Co-leads:
- Carissa Bleker - Department of Biotechnology and Systems Biology, National Institute of Biology, Slovenia -
- Sebastian Lobentanzer - Computational Health Center, Helmholtz Munich, Germany -
SBML (Systems Biology Markup Language) and SBGN-ML (Systems Biology Graphical Notation Markup Language) enable structured, reusable models of biological systems. However, these XML-based formats suffer from poor human-readability, poor queryability, require specialized tools for processing and visualization, and offer limited interoperability. In contrast, knowledge graphs excel in traversing complex relationships, and provide dynamic interfaces for exploration. Graph databases are also a platform for enriching models with additional information and metadata not encoded in SBML or SBGN-ML (e.g. KEGG, Open Targets, OmniPath, ENCODE/IGVF, and ontologies in OWL format). Making systems biology models machine-accessible in an enriched knowledge graph format will also enable seamless integration with AI technologies such as large language models (LLMs) through existing advances in generative AI and associated Retrieval-Augmented Generation (RAG) and Model Context Protocol (MCP), making them accessible for a wide range of users
This project will bring together expertise in systems biology, knowledge management, and LLMs to develop a common labelled property graph schema and bidirectional protocols for transforming system biology models into human- and AI-accessible knowledge graphs. We will review how existing schemas are fit to support AI approaches, and consolidate and enhance ongoing efforts (e.g. stonpy, skm, neo4jsbml) to transform biological models to labelled property graphs. We will specifically focus on developing a framework utilising Neo4j and the BioCypher infrastructure.

= = =

**BRIEF:** Continue the project description about turning SBML and SBGN-ML models into knowledge graphs, starting right after its last sentence.

**INFORMATION GIVEN:**

= = =

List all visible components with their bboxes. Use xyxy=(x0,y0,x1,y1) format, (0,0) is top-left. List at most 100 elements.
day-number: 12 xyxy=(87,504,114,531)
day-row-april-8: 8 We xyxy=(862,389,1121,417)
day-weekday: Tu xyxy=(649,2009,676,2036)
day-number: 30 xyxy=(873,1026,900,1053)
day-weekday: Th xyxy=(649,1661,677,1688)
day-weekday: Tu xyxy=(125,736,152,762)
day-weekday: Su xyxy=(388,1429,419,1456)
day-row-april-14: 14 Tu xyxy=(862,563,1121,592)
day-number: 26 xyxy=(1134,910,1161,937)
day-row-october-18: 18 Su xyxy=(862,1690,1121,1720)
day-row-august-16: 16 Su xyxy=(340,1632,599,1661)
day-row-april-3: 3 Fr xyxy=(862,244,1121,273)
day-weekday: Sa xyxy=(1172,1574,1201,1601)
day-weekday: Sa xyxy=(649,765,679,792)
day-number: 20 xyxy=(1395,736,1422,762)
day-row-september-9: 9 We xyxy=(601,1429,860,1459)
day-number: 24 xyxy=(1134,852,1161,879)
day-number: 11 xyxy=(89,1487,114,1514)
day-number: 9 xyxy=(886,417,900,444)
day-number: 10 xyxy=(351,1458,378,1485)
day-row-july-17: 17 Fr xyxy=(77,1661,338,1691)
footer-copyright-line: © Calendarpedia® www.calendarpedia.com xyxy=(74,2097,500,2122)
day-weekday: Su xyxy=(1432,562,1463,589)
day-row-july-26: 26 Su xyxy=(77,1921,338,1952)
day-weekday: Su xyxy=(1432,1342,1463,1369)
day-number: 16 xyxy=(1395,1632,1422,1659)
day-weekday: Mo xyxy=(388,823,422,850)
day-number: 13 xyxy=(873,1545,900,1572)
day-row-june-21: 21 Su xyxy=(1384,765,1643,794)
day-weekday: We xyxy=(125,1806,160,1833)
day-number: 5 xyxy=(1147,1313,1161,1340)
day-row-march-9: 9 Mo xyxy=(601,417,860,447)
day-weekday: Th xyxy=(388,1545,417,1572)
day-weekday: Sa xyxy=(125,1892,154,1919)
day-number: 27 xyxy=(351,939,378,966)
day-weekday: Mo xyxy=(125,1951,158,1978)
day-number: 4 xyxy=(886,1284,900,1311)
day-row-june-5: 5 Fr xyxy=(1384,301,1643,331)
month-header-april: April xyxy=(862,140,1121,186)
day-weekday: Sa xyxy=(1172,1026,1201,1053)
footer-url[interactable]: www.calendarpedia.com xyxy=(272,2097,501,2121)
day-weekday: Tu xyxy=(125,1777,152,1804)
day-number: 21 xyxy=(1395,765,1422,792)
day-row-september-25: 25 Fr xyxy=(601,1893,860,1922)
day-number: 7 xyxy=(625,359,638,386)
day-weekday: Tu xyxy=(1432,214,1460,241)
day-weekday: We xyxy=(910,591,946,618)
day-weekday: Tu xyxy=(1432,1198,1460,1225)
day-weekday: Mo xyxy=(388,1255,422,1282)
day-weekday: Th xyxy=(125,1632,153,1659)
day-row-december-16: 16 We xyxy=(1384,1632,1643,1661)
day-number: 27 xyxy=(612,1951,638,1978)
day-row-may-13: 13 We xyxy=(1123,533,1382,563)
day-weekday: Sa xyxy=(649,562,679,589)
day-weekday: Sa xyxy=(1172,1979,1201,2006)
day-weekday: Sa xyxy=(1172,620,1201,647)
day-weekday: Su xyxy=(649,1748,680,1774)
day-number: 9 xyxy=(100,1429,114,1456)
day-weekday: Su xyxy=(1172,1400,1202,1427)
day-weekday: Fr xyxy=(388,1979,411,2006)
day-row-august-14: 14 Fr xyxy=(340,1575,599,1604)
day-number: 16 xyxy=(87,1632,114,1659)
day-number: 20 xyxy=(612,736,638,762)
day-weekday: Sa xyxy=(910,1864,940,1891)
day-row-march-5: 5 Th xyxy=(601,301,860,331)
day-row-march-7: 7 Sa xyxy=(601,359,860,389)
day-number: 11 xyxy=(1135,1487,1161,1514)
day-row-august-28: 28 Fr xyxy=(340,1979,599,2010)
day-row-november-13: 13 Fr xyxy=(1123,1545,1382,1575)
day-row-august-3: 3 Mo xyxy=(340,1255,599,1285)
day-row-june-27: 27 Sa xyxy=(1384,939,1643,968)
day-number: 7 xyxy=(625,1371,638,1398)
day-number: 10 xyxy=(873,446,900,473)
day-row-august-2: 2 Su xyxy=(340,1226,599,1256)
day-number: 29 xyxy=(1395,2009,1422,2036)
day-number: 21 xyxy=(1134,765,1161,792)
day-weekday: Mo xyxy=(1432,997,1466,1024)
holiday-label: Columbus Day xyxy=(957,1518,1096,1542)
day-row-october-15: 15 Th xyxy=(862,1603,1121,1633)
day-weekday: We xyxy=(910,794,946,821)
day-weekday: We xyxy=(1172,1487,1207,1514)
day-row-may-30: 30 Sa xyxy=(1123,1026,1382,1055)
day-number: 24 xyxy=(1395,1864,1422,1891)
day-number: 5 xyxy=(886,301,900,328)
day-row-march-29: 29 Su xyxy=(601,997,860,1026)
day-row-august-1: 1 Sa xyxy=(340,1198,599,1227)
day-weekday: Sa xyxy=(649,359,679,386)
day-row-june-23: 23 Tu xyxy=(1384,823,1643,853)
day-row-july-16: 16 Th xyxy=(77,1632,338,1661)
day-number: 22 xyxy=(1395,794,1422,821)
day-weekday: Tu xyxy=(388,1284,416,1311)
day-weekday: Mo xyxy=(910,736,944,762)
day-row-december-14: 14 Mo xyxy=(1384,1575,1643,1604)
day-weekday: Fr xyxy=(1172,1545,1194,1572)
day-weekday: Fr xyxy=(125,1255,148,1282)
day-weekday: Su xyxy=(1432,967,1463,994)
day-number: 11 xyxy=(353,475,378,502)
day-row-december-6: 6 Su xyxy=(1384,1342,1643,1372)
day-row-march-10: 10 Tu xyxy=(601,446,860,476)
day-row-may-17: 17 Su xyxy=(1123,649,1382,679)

= = =

**ANSWER AREA:**
Biohackathon outcomes:
- A common (and extendable) labelled property graph schema for system biology models, utilising as foundation existing standard ontologies (e.g. Biolink, SBO, EDAM, KiSAO),
- BioCypher adapters for SBGN and SBGN-ML, using the common schema,
- SBGN and SBGN-ML export functionalities, and
- One or more example applications, using either participant-provided use cases or models provided in BioModels (e.g. disease maps, metabolic maps, signalling networks, ODE models, Boolean models, GEMS).
Stretch goals and future work:
- A user application that can load an SBML/SBGN-ML into Neo4j,
- BioChatter service for systems biology models, and
- Tools for merging models in Neo4j.
We welcome participants familiar with one or more of the following:
- Python programming,
- Graph databases and knowledge graphs, and
- Systems biology standards and ontologies.